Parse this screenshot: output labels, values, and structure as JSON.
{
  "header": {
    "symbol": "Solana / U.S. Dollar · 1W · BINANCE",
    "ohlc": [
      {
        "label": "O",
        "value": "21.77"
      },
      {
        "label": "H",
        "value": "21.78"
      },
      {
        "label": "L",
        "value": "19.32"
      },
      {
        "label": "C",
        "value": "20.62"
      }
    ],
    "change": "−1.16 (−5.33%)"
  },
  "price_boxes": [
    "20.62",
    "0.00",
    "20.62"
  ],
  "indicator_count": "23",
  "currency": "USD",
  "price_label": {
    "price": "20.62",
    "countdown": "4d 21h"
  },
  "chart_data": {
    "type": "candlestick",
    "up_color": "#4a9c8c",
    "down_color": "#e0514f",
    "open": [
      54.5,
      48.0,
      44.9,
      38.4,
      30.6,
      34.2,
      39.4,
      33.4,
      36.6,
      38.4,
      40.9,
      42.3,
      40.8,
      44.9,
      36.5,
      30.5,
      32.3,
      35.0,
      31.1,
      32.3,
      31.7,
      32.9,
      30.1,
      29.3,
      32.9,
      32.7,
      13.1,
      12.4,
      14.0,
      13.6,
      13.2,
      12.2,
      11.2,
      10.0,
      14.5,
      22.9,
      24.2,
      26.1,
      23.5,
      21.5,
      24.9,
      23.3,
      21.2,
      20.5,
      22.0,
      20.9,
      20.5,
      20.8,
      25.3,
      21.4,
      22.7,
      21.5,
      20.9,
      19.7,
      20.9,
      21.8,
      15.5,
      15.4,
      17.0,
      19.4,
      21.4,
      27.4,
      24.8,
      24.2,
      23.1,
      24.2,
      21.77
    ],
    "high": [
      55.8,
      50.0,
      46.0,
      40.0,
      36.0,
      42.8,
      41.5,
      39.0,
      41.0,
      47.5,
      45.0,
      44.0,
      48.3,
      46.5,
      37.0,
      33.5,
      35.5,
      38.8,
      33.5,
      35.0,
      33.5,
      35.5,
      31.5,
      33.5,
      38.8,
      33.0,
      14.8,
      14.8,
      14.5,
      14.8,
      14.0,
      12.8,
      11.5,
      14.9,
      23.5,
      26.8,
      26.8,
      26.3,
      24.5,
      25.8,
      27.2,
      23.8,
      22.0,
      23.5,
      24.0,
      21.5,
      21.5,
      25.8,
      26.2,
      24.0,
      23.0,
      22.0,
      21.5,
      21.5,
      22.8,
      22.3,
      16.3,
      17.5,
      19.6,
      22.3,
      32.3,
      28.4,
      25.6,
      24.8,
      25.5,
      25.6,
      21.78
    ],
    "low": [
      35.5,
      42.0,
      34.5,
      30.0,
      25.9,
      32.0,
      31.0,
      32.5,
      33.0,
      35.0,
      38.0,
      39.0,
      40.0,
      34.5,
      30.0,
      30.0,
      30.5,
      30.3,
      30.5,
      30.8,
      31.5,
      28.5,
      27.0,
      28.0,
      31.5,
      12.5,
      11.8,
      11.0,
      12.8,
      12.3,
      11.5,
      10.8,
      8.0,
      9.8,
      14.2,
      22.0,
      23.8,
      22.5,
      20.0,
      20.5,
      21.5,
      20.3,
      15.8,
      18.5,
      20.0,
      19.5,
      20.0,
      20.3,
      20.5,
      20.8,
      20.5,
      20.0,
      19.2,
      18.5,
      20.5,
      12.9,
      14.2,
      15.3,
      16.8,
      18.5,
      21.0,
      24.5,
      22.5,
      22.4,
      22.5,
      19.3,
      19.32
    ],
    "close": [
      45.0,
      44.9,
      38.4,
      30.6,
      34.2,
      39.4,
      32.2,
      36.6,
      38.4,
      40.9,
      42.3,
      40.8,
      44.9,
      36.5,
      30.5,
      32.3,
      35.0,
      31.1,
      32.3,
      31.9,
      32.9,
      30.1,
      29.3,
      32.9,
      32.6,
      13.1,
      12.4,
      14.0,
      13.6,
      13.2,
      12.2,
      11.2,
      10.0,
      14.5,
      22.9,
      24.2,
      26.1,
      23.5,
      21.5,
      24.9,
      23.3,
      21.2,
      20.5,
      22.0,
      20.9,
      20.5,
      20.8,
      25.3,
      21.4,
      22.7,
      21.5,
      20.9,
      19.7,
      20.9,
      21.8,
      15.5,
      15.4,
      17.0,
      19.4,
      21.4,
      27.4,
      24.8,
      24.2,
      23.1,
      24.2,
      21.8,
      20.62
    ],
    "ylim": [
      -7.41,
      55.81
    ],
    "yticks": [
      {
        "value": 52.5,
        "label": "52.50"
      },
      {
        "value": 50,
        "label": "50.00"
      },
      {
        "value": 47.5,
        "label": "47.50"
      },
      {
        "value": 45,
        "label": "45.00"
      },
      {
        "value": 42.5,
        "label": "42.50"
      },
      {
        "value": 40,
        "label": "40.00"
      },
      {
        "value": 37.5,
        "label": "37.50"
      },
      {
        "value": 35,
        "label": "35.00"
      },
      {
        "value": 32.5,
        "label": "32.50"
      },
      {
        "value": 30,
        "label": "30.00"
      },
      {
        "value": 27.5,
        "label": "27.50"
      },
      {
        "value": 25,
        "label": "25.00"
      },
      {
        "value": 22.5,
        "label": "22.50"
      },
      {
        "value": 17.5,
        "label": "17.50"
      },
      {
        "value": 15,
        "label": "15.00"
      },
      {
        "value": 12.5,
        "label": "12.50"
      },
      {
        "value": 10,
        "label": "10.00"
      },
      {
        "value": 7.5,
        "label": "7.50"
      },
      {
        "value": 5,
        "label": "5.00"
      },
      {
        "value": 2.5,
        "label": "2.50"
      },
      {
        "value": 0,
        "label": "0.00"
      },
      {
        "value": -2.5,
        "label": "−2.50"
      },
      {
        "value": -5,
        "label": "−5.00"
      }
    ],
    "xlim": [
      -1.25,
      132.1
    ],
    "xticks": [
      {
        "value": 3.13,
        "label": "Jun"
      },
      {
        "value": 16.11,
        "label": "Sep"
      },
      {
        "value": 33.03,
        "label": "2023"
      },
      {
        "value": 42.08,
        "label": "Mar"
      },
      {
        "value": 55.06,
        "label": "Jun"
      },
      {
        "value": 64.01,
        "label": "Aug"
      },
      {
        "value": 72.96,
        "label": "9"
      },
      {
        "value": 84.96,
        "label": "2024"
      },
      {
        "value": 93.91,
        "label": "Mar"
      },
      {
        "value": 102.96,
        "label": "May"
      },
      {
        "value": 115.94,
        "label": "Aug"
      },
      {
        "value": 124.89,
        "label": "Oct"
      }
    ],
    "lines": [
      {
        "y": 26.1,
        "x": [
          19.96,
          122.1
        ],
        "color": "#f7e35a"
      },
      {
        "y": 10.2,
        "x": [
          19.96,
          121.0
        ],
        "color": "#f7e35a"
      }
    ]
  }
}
★ ★ ★ ★ ★
The whole listing above needs to be written out again exactly.

Parse this screenshot: output labels, values, and structure as JSON.
{
  "header": {
    "symbol": "Solana / U.S. Dollar · 1W · BINANCE",
    "ohlc": [
      {
        "label": "O",
        "value": "21.77"
      },
      {
        "label": "H",
        "value": "21.78"
      },
      {
        "label": "L",
        "value": "19.32"
      },
      {
        "label": "C",
        "value": "20.62"
      }
    ],
    "change": "−1.16 (−5.33%)"
  },
  "price_boxes": [
    "20.62",
    "0.00",
    "20.62"
  ],
  "indicator_count": "23",
  "currency": "USD",
  "price_label": {
    "price": "20.62",
    "countdown": "4d 21h"
  },
  "chart_data": {
    "type": "candlestick",
    "up_color": "#4a9c8c",
    "down_color": "#e0514f",
    "open": [
      54.5,
      48.0,
      44.9,
      38.4,
      30.6,
      34.2,
      39.4,
      33.4,
      36.6,
      38.4,
      40.9,
      42.3,
      40.8,
      44.9,
      36.5,
      30.5,
      32.3,
      35.0,
      31.1,
      32.3,
      31.7,
      32.9,
      30.1,
      29.3,
      32.9,
      32.7,
      13.1,
      12.4,
      14.0,
      13.6,
      13.2,
      12.2,
      11.2,
      10.0,
      14.5,
      22.9,
      24.2,
      26.1,
      23.5,
      21.5,
      24.9,
      23.3,
      21.2,
      20.5,
      22.0,
      20.9,
      20.5,
      20.8,
      25.3,
      21.4,
      22.7,
      21.5,
      20.9,
      19.7,
      20.9,
      21.8,
      15.5,
      15.4,
      17.0,
      19.4,
      21.4,
      27.4,
      24.8,
      24.2,
      23.1,
      24.2,
      21.77
    ],
    "high": [
      55.8,
      50.0,
      46.0,
      40.0,
      36.0,
      42.8,
      41.5,
      39.0,
      41.0,
      47.5,
      45.0,
      44.0,
      48.3,
      46.5,
      37.0,
      33.5,
      35.5,
      38.8,
      33.5,
      35.0,
      33.5,
      35.5,
      31.5,
      33.5,
      38.8,
      33.0,
      14.8,
      14.8,
      14.5,
      14.8,
      14.0,
      12.8,
      11.5,
      14.9,
      23.5,
      26.8,
      26.8,
      26.3,
      24.5,
      25.8,
      27.2,
      23.8,
      22.0,
      23.5,
      24.0,
      21.5,
      21.5,
      25.8,
      26.2,
      24.0,
      23.0,
      22.0,
      21.5,
      21.5,
      22.8,
      22.3,
      16.3,
      17.5,
      19.6,
      22.3,
      32.3,
      28.4,
      25.6,
      24.8,
      25.5,
      25.6,
      21.78
    ],
    "low": [
      35.5,
      42.0,
      34.5,
      30.0,
      25.9,
      32.0,
      31.0,
      32.5,
      33.0,
      35.0,
      38.0,
      39.0,
      40.0,
      34.5,
      30.0,
      30.0,
      30.5,
      30.3,
      30.5,
      30.8,
      31.5,
      28.5,
      27.0,
      28.0,
      31.5,
      12.5,
      11.8,
      11.0,
      12.8,
      12.3,
      11.5,
      10.8,
      8.0,
      9.8,
      14.2,
      22.0,
      23.8,
      22.5,
      20.0,
      20.5,
      21.5,
      20.3,
      15.8,
      18.5,
      20.0,
      19.5,
      20.0,
      20.3,
      20.5,
      20.8,
      20.5,
      20.0,
      19.2,
      18.5,
      20.5,
      12.9,
      14.2,
      15.3,
      16.8,
      18.5,
      21.0,
      24.5,
      22.5,
      22.4,
      22.5,
      19.3,
      19.32
    ],
    "close": [
      45.0,
      44.9,
      38.4,
      30.6,
      34.2,
      39.4,
      32.2,
      36.6,
      38.4,
      40.9,
      42.3,
      40.8,
      44.9,
      36.5,
      30.5,
      32.3,
      35.0,
      31.1,
      32.3,
      31.9,
      32.9,
      30.1,
      29.3,
      32.9,
      32.6,
      13.1,
      12.4,
      14.0,
      13.6,
      13.2,
      12.2,
      11.2,
      10.0,
      14.5,
      22.9,
      24.2,
      26.1,
      23.5,
      21.5,
      24.9,
      23.3,
      21.2,
      20.5,
      22.0,
      20.9,
      20.5,
      20.8,
      25.3,
      21.4,
      22.7,
      21.5,
      20.9,
      19.7,
      20.9,
      21.8,
      15.5,
      15.4,
      17.0,
      19.4,
      21.4,
      27.4,
      24.8,
      24.2,
      23.1,
      24.2,
      21.8,
      20.62
    ],
    "ylim": [
      -7.41,
      55.81
    ],
    "yticks": [
      {
        "value": 52.5,
        "label": "52.50"
      },
      {
        "value": 50,
        "label": "50.00"
      },
      {
        "value": 47.5,
        "label": "47.50"
      },
      {
        "value": 45,
        "label": "45.00"
      },
      {
        "value": 42.5,
        "label": "42.50"
      },
      {
        "value": 40,
        "label": "40.00"
      },
      {
        "value": 37.5,
        "label": "37.50"
      },
      {
        "value": 35,
        "label": "35.00"
      },
      {
        "value": 32.5,
        "label": "32.50"
      },
      {
        "value": 30,
        "label": "30.00"
      },
      {
        "value": 27.5,
        "label": "27.50"
      },
      {
        "value": 25,
        "label": "25.00"
      },
      {
        "value": 22.5,
        "label": "22.50"
      },
      {
        "value": 17.5,
        "label": "17.50"
      },
      {
        "value": 15,
        "label": "15.00"
      },
      {
        "value": 12.5,
        "label": "12.50"
      },
      {
        "value": 10,
        "label": "10.00"
      },
      {
        "value": 7.5,
        "label": "7.50"
      },
      {
        "value": 5,
        "label": "5.00"
      },
      {
        "value": 2.5,
        "label": "2.50"
      },
      {
        "value": 0,
        "label": "0.00"
      },
      {
        "value": -2.5,
        "label": "−2.50"
      },
      {
        "value": -5,
        "label": "−5.00"
      }
    ],
    "xlim": [
      -1.25,
      132.1
    ],
    "xticks": [
      {
        "value": 3.13,
        "label": "Jun"
      },
      {
        "value": 16.11,
        "label": "Sep"
      },
      {
        "value": 33.03,
        "label": "2023"
      },
      {
        "value": 42.08,
        "label": "Mar"
      },
      {
        "value": 55.06,
        "label": "Jun"
      },
      {
        "value": 64.01,
        "label": "Aug"
      },
      {
        "value": 72.96,
        "label": "9"
      },
      {
        "value": 84.96,
        "label": "2024"
      },
      {
        "value": 93.91,
        "label": "Mar"
      },
      {
        "value": 102.96,
        "label": "May"
      },
      {
        "value": 115.94,
        "label": "Aug"
      },
      {
        "value": 124.89,
        "label": "Oct"
      }
    ],
    "lines": [
      {
        "y": 26.1,
        "x": [
          19.96,
          122.1
        ],
        "color": "#f7e35a"
      },
      {
        "y": 10.2,
        "x": [
          19.96,
          121.0
        ],
        "color": "#f7e35a"
      }
    ]
  }
}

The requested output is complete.